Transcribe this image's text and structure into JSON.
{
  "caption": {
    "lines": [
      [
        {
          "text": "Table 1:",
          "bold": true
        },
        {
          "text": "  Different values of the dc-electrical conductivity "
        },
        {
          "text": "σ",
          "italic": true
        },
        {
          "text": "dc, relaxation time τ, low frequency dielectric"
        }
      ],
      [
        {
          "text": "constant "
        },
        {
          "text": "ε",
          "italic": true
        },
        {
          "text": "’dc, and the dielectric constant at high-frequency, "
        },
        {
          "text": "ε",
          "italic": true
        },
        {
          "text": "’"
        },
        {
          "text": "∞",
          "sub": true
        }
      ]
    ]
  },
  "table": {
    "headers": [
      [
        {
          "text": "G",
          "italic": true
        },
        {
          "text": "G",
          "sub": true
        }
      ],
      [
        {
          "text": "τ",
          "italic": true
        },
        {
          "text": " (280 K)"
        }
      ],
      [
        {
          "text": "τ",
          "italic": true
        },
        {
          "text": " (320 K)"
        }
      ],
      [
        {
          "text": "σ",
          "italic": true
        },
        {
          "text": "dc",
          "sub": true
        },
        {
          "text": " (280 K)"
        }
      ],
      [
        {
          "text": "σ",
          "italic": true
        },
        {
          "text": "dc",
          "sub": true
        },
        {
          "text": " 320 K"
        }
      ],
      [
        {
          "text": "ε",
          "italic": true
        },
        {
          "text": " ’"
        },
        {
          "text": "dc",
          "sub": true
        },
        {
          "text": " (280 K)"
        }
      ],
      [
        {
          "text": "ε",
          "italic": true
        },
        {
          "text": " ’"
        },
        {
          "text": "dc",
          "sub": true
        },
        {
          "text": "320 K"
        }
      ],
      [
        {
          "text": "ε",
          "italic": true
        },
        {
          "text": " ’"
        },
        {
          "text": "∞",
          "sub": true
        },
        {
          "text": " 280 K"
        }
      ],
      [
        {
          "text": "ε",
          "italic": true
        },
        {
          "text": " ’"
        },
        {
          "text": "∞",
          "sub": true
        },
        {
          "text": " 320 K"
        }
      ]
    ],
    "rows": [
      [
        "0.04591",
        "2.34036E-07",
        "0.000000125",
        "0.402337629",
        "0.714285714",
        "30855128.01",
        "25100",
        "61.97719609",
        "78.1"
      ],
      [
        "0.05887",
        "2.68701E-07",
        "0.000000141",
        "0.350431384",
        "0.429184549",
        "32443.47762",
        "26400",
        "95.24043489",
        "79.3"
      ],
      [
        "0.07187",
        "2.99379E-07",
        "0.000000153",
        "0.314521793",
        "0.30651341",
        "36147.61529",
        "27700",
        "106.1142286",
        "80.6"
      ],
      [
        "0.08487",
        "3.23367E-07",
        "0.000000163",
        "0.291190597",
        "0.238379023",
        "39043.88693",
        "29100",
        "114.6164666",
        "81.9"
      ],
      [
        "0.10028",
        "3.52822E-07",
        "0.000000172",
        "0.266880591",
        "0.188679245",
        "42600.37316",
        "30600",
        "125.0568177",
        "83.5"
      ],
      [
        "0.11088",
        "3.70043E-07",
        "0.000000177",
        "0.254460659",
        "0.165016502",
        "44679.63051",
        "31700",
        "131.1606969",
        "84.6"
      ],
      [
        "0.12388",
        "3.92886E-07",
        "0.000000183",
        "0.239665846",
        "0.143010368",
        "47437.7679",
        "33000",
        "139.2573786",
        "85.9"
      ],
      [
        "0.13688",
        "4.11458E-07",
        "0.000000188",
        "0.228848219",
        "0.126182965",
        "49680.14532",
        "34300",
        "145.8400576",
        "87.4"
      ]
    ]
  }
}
--------------------------------------------------
Print the records above in full, exactly.

### COMPLETE ANSWER:
Transcribe this image's text and structure into JSON.
{
  "caption": {
    "lines": [
      [
        {
          "text": "Table 1:",
          "bold": true
        },
        {
          "text": "  Different values of the dc-electrical conductivity "
        },
        {
          "text": "σ",
          "italic": true
        },
        {
          "text": "dc, relaxation time τ, low frequency dielectric"
        }
      ],
      [
        {
          "text": "constant "
        },
        {
          "text": "ε",
          "italic": true
        },
        {
          "text": "’dc, and the dielectric constant at high-frequency, "
        },
        {
          "text": "ε",
          "italic": true
        },
        {
          "text": "’"
        },
        {
          "text": "∞",
          "sub": true
        }
      ]
    ]
  },
  "table": {
    "headers": [
      [
        {
          "text": "G",
          "italic": true
        },
        {
          "text": "G",
          "sub": true
        }
      ],
      [
        {
          "text": "τ",
          "italic": true
        },
        {
          "text": " (280 K)"
        }
      ],
      [
        {
          "text": "τ",
          "italic": true
        },
        {
          "text": " (320 K)"
        }
      ],
      [
        {
          "text": "σ",
          "italic": true
        },
        {
          "text": "dc",
          "sub": true
        },
        {
          "text": " (280 K)"
        }
      ],
      [
        {
          "text": "σ",
          "italic": true
        },
        {
          "text": "dc",
          "sub": true
        },
        {
          "text": " 320 K"
        }
      ],
      [
        {
          "text": "ε",
          "italic": true
        },
        {
          "text": " ’"
        },
        {
          "text": "dc",
          "sub": true
        },
        {
          "text": " (280 K)"
        }
      ],
      [
        {
          "text": "ε",
          "italic": true
        },
        {
          "text": " ’"
        },
        {
          "text": "dc",
          "sub": true
        },
        {
          "text": "320 K"
        }
      ],
      [
        {
          "text": "ε",
          "italic": true
        },
        {
          "text": " ’"
        },
        {
          "text": "∞",
          "sub": true
        },
        {
          "text": " 280 K"
        }
      ],
      [
        {
          "text": "ε",
          "italic": true
        },
        {
          "text": " ’"
        },
        {
          "text": "∞",
          "sub": true
        },
        {
          "text": " 320 K"
        }
      ]
    ],
    "rows": [
      [
        "0.04591",
        "2.34036E-07",
        "0.000000125",
        "0.402337629",
        "0.714285714",
        "30855128.01",
        "25100",
        "61.97719609",
        "78.1"
      ],
      [
        "0.05887",
        "2.68701E-07",
        "0.000000141",
        "0.350431384",
        "0.429184549",
        "32443.47762",
        "26400",
        "95.24043489",
        "79.3"
      ],
      [
        "0.07187",
        "2.99379E-07",
        "0.000000153",
        "0.314521793",
        "0.30651341",
        "36147.61529",
        "27700",
        "106.1142286",
        "80.6"
      ],
      [
        "0.08487",
        "3.23367E-07",
        "0.000000163",
        "0.291190597",
        "0.238379023",
        "39043.88693",
        "29100",
        "114.6164666",
        "81.9"
      ],
      [
        "0.10028",
        "3.52822E-07",
        "0.000000172",
        "0.266880591",
        "0.188679245",
        "42600.37316",
        "30600",
        "125.0568177",
        "83.5"
      ],
      [
        "0.11088",
        "3.70043E-07",
        "0.000000177",
        "0.254460659",
        "0.165016502",
        "44679.63051",
        "31700",
        "131.1606969",
        "84.6"
      ],
      [
        "0.12388",
        "3.92886E-07",
        "0.000000183",
        "0.239665846",
        "0.143010368",
        "47437.7679",
        "33000",
        "139.2573786",
        "85.9"
      ],
      [
        "0.13688",
        "4.11458E-07",
        "0.000000188",
        "0.228848219",
        "0.126182965",
        "49680.14532",
        "34300",
        "145.8400576",
        "87.4"
      ]
    ]
  }
}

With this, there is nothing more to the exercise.